> Aim of the task
Could you print all the entries exactly?

** begin Data excerpts **

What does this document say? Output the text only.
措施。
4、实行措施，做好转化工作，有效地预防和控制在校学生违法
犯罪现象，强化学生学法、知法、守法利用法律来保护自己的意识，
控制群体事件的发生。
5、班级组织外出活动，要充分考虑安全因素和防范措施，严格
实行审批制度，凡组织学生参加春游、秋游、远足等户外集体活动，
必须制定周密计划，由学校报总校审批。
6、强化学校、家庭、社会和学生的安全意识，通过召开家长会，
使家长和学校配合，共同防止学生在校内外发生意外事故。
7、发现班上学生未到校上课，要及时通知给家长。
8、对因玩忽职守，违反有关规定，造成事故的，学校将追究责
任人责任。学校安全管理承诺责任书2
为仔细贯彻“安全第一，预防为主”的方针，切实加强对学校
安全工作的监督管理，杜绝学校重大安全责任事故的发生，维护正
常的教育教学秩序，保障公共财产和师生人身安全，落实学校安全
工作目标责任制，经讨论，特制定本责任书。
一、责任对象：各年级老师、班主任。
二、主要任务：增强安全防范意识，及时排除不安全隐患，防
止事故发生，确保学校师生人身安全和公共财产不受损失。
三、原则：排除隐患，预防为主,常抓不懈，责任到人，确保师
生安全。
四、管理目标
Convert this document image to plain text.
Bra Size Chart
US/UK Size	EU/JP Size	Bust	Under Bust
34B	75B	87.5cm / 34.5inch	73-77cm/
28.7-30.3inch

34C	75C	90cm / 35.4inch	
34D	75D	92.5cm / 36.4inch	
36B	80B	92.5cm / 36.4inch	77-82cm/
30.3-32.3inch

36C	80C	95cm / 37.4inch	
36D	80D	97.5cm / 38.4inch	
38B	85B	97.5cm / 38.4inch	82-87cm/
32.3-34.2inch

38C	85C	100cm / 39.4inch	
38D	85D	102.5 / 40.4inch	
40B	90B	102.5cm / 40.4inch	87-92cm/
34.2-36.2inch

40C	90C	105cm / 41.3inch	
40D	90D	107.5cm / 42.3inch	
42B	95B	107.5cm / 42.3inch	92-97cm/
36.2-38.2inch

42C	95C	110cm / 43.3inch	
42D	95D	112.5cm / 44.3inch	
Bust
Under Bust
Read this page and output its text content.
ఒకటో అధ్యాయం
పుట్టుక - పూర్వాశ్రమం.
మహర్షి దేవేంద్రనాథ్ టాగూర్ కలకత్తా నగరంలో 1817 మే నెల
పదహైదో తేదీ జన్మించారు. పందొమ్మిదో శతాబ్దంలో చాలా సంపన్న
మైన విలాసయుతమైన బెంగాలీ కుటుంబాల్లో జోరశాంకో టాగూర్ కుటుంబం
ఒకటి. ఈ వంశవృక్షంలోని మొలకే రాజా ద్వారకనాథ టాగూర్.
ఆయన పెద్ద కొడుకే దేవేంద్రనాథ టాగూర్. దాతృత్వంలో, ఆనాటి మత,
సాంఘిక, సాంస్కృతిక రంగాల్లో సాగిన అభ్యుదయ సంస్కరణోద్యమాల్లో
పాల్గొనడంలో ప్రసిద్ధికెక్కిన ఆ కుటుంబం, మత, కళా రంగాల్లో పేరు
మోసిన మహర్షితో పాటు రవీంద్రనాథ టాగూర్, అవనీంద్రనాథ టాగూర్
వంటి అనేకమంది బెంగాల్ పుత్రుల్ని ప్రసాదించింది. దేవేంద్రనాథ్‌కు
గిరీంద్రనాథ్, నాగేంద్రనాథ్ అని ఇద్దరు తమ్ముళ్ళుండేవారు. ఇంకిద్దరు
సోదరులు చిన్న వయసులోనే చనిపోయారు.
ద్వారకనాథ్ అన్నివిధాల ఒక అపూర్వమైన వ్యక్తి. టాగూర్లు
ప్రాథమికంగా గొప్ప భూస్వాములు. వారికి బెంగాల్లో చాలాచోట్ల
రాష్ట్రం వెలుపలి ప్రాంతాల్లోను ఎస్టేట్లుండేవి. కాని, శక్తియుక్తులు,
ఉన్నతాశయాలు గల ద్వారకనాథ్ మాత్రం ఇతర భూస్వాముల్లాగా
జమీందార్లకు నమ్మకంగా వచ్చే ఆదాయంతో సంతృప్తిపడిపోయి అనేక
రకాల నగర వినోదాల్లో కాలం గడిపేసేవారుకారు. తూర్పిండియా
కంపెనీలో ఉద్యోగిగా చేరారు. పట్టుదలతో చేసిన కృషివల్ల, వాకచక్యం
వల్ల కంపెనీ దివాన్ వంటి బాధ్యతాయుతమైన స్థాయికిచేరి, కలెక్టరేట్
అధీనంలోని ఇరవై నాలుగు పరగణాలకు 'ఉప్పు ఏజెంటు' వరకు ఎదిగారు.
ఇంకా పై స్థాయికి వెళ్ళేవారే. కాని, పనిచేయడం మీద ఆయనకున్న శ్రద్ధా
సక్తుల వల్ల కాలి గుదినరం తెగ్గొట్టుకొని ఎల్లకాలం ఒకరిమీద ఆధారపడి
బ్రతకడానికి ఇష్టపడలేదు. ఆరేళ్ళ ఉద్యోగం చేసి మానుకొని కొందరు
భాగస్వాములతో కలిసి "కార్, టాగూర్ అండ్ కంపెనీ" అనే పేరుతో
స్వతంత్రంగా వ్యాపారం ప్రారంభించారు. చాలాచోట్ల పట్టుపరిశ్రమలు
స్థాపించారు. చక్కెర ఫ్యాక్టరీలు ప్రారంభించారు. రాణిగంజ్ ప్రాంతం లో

** end Data excerpts **

> Exercise solution
What does this document say? Output the text only.
措施。
4、实行措施，做好转化工作，有效地预防和控制在校学生违法
犯罪现象，强化学生学法、知法、守法利用法律来保护自己的意识，
控制群体事件的发生。
5、班级组织外出活动，要充分考虑安全因素和防范措施，严格
实行审批制度，凡组织学生参加春游、秋游、远足等户外集体活动，
必须制定周密计划，由学校报总校审批。
6、强化学校、家庭、社会和学生的安全意识，通过召开家长会，
使家长和学校配合，共同防止学生在校内外发生意外事故。
7、发现班上学生未到校上课，要及时通知给家长。
8、对因玩忽职守，违反有关规定，造成事故的，学校将追究责
任人责任。学校安全管理承诺责任书2
为仔细贯彻“安全第一，预防为主”的方针，切实加强对学校
安全工作的监督管理，杜绝学校重大安全责任事故的发生，维护正
常的教育教学秩序，保障公共财产和师生人身安全，落实学校安全
工作目标责任制，经讨论，特制定本责任书。
一、责任对象：各年级老师、班主任。
二、主要任务：增强安全防范意识，及时排除不安全隐患，防
止事故发生，确保学校师生人身安全和公共财产不受损失。
三、原则：排除隐患，预防为主,常抓不懈，责任到人，确保师
生安全。
四、管理目标
Convert this document image to plain text.
Bra Size Chart
US/UK Size	EU/JP Size	Bust	Under Bust
34B	75B	87.5cm / 34.5inch	73-77cm/
28.7-30.3inch

34C	75C	90cm / 35.4inch	
34D	75D	92.5cm / 36.4inch	
36B	80B	92.5cm / 36.4inch	77-82cm/
30.3-32.3inch

36C	80C	95cm / 37.4inch	
36D	80D	97.5cm / 38.4inch	
38B	85B	97.5cm / 38.4inch	82-87cm/
32.3-34.2inch

38C	85C	100cm / 39.4inch	
38D	85D	102.5 / 40.4inch	
40B	90B	102.5cm / 40.4inch	87-92cm/
34.2-36.2inch

40C	90C	105cm / 41.3inch	
40D	90D	107.5cm / 42.3inch	
42B	95B	107.5cm / 42.3inch	92-97cm/
36.2-38.2inch

42C	95C	110cm / 43.3inch	
42D	95D	112.5cm / 44.3inch	
Bust
Under Bust
Read this page and output its text content.
ఒకటో అధ్యాయం
పుట్టుక - పూర్వాశ్రమం.
మహర్షి దేవేంద్రనాథ్ టాగూర్ కలకత్తా నగరంలో 1817 మే నెల
పదహైదో తేదీ జన్మించారు. పందొమ్మిదో శతాబ్దంలో చాలా సంపన్న
మైన విలాసయుతమైన బెంగాలీ కుటుంబాల్లో జోరశాంకో టాగూర్ కుటుంబం
ఒకటి. ఈ వంశవృక్షంలోని మొలకే రాజా ద్వారకనాథ టాగూర్.
ఆయన పెద్ద కొడుకే దేవేంద్రనాథ టాగూర్. దాతృత్వంలో, ఆనాటి మత,
సాంఘిక, సాంస్కృతిక రంగాల్లో సాగిన అభ్యుదయ సంస్కరణోద్యమాల్లో
పాల్గొనడంలో ప్రసిద్ధికెక్కిన ఆ కుటుంబం, మత, కళా రంగాల్లో పేరు
మోసిన మహర్షితో పాటు రవీంద్రనాథ టాగూర్, అవనీంద్రనాథ టాగూర్
వంటి అనేకమంది బెంగాల్ పుత్రుల్ని ప్రసాదించింది. దేవేంద్రనాథ్‌కు
గిరీంద్రనాథ్, నాగేంద్రనాథ్ అని ఇద్దరు తమ్ముళ్ళుండేవారు. ఇంకిద్దరు
సోదరులు చిన్న వయసులోనే చనిపోయారు.
ద్వారకనాథ్ అన్నివిధాల ఒక అపూర్వమైన వ్యక్తి. టాగూర్లు
ప్రాథమికంగా గొప్ప భూస్వాములు. వారికి బెంగాల్లో చాలాచోట్ల
రాష్ట్రం వెలుపలి ప్రాంతాల్లోను ఎస్టేట్లుండేవి. కాని, శక్తియుక్తులు,
ఉన్నతాశయాలు గల ద్వారకనాథ్ మాత్రం ఇతర భూస్వాముల్లాగా
జమీందార్లకు నమ్మకంగా వచ్చే ఆదాయంతో సంతృప్తిపడిపోయి అనేక
రకాల నగర వినోదాల్లో కాలం గడిపేసేవారుకారు. తూర్పిండియా
కంపెనీలో ఉద్యోగిగా చేరారు. పట్టుదలతో చేసిన కృషివల్ల, వాకచక్యం
వల్ల కంపెనీ దివాన్ వంటి బాధ్యతాయుతమైన స్థాయికిచేరి, కలెక్టరేట్
అధీనంలోని ఇరవై నాలుగు పరగణాలకు 'ఉప్పు ఏజెంటు' వరకు ఎదిగారు.
ఇంకా పై స్థాయికి వెళ్ళేవారే. కాని, పనిచేయడం మీద ఆయనకున్న శ్రద్ధా
సక్తుల వల్ల కాలి గుదినరం తెగ్గొట్టుకొని ఎల్లకాలం ఒకరిమీద ఆధారపడి
బ్రతకడానికి ఇష్టపడలేదు. ఆరేళ్ళ ఉద్యోగం చేసి మానుకొని కొందరు
భాగస్వాములతో కలిసి "కార్, టాగూర్ అండ్ కంపెనీ" అనే పేరుతో
స్వతంత్రంగా వ్యాపారం ప్రారంభించారు. చాలాచోట్ల పట్టుపరిశ్రమలు
స్థాపించారు. చక్కెర ఫ్యాక్టరీలు ప్రారంభించారు. రాణిగంజ్ ప్రాంతం లో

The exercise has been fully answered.